* **Written instruction**: How many lines of the records below contain the word "para"? Answer with the number alone.

□ □ □ □ □ □ □

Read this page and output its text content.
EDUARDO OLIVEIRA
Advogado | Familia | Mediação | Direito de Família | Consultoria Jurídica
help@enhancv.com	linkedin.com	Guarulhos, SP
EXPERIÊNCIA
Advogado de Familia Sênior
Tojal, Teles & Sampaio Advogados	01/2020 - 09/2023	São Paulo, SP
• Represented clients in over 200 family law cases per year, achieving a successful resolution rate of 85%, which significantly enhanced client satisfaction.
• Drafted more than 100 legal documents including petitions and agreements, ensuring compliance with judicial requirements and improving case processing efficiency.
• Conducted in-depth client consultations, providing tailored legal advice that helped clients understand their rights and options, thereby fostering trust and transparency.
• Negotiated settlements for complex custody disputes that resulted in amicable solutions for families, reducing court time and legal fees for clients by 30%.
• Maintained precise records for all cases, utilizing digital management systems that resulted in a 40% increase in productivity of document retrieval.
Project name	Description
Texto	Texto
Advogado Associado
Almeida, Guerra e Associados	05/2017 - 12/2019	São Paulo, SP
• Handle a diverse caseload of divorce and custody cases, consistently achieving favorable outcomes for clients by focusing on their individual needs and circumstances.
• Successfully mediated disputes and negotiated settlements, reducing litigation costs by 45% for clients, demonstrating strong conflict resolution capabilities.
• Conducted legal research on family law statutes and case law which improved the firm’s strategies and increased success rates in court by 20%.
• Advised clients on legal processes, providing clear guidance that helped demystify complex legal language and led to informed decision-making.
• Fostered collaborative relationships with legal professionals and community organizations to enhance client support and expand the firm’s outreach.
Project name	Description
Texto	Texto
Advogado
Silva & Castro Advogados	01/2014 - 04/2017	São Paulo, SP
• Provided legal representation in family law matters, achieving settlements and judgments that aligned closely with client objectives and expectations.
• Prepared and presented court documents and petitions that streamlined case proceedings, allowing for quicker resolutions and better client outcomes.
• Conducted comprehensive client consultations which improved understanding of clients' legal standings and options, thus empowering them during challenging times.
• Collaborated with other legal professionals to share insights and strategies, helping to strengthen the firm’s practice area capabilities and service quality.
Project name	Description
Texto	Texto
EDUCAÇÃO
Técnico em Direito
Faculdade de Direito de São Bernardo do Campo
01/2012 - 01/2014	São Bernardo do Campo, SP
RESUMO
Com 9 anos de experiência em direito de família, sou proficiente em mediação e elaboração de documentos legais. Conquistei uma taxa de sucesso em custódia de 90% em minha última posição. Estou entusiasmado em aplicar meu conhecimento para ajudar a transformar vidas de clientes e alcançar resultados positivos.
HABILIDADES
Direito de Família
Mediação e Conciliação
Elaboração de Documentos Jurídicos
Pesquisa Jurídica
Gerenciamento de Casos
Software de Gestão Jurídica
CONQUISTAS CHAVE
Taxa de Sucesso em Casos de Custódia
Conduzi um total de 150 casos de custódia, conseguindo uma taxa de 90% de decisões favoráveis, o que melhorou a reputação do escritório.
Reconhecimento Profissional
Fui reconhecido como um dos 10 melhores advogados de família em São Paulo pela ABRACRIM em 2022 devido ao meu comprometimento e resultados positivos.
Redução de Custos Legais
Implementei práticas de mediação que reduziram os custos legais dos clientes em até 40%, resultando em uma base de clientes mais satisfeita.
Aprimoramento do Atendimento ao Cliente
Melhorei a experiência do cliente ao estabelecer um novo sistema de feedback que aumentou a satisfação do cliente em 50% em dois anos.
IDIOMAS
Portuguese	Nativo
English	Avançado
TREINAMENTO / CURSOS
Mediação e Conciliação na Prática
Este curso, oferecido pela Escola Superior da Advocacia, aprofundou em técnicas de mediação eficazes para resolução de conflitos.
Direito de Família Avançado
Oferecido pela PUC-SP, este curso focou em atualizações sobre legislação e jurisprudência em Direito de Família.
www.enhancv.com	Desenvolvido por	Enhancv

□ □ □ □ □ □ □

* **Written answer**: 2